— BEGIN RECORDED INFORMATION —
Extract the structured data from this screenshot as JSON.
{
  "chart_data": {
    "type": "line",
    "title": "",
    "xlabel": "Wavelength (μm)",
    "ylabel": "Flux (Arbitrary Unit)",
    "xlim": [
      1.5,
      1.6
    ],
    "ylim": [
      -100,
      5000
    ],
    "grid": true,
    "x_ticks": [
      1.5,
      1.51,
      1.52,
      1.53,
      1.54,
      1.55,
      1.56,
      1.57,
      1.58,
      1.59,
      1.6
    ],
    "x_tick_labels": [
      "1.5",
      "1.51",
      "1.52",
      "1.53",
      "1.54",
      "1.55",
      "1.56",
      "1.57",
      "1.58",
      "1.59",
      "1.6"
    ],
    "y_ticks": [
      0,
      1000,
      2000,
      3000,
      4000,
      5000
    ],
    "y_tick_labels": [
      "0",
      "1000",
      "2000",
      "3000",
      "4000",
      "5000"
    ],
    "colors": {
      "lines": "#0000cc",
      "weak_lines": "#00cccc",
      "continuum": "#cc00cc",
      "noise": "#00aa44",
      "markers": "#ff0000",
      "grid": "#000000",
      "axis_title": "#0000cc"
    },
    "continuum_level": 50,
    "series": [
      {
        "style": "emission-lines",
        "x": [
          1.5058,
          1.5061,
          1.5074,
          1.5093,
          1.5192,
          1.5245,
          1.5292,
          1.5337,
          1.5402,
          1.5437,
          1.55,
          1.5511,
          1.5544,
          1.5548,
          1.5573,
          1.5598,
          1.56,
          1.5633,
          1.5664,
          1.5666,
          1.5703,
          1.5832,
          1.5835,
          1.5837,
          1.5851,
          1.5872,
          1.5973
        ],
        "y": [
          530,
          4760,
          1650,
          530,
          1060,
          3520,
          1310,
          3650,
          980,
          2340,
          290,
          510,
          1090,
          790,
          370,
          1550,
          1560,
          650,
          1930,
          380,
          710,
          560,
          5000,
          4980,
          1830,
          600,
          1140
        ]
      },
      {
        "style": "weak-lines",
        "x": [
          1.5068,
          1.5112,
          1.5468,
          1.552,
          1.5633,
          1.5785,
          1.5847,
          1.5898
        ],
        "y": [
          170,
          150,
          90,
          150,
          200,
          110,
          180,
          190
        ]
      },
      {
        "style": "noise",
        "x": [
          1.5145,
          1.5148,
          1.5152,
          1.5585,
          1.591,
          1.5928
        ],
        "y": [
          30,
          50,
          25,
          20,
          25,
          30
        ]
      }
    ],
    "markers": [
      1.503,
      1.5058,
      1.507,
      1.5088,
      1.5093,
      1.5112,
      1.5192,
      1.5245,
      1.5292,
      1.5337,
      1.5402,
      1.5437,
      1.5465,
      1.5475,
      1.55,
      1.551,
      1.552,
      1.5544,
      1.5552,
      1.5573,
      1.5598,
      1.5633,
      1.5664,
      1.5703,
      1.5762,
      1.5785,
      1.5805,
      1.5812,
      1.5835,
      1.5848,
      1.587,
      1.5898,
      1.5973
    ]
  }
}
— END RECORDED INFORMATION —
**EXERCISE AIM**
Using the listing above, please repeat every entry exactly.

**RESULT OF THIS TASK**
Extract the structured data from this screenshot as JSON.
{
  "chart_data": {
    "type": "line",
    "title": "",
    "xlabel": "Wavelength (μm)",
    "ylabel": "Flux (Arbitrary Unit)",
    "xlim": [
      1.5,
      1.6
    ],
    "ylim": [
      -100,
      5000
    ],
    "grid": true,
    "x_ticks": [
      1.5,
      1.51,
      1.52,
      1.53,
      1.54,
      1.55,
      1.56,
      1.57,
      1.58,
      1.59,
      1.6
    ],
    "x_tick_labels": [
      "1.5",
      "1.51",
      "1.52",
      "1.53",
      "1.54",
      "1.55",
      "1.56",
      "1.57",
      "1.58",
      "1.59",
      "1.6"
    ],
    "y_ticks": [
      0,
      1000,
      2000,
      3000,
      4000,
      5000
    ],
    "y_tick_labels": [
      "0",
      "1000",
      "2000",
      "3000",
      "4000",
      "5000"
    ],
    "colors": {
      "lines": "#0000cc",
      "weak_lines": "#00cccc",
      "continuum": "#cc00cc",
      "noise": "#00aa44",
      "markers": "#ff0000",
      "grid": "#000000",
      "axis_title": "#0000cc"
    },
    "continuum_level": 50,
    "series": [
      {
        "style": "emission-lines",
        "x": [
          1.5058,
          1.5061,
          1.5074,
          1.5093,
          1.5192,
          1.5245,
          1.5292,
          1.5337,
          1.5402,
          1.5437,
          1.55,
          1.5511,
          1.5544,
          1.5548,
          1.5573,
          1.5598,
          1.56,
          1.5633,
          1.5664,
          1.5666,
          1.5703,
          1.5832,
          1.5835,
          1.5837,
          1.5851,
          1.5872,
          1.5973
        ],
        "y": [
          530,
          4760,
          1650,
          530,
          1060,
          3520,
          1310,
          3650,
          980,
          2340,
          290,
          510,
          1090,
          790,
          370,
          1550,
          1560,
          650,
          1930,
          380,
          710,
          560,
          5000,
          4980,
          1830,
          600,
          1140
        ]
      },
      {
        "style": "weak-lines",
        "x": [
          1.5068,
          1.5112,
          1.5468,
          1.552,
          1.5633,
          1.5785,
          1.5847,
          1.5898
        ],
        "y": [
          170,
          150,
          90,
          150,
          200,
          110,
          180,
          190
        ]
      },
      {
        "style": "noise",
        "x": [
          1.5145,
          1.5148,
          1.5152,
          1.5585,
          1.591,
          1.5928
        ],
        "y": [
          30,
          50,
          25,
          20,
          25,
          30
        ]
      }
    ],
    "markers": [
      1.503,
      1.5058,
      1.507,
      1.5088,
      1.5093,
      1.5112,
      1.5192,
      1.5245,
      1.5292,
      1.5337,
      1.5402,
      1.5437,
      1.5465,
      1.5475,
      1.55,
      1.551,
      1.552,
      1.5544,
      1.5552,
      1.5573,
      1.5598,
      1.5633,
      1.5664,
      1.5703,
      1.5762,
      1.5785,
      1.5805,
      1.5812,
      1.5835,
      1.5848,
      1.587,
      1.5898,
      1.5973
    ]
  }
}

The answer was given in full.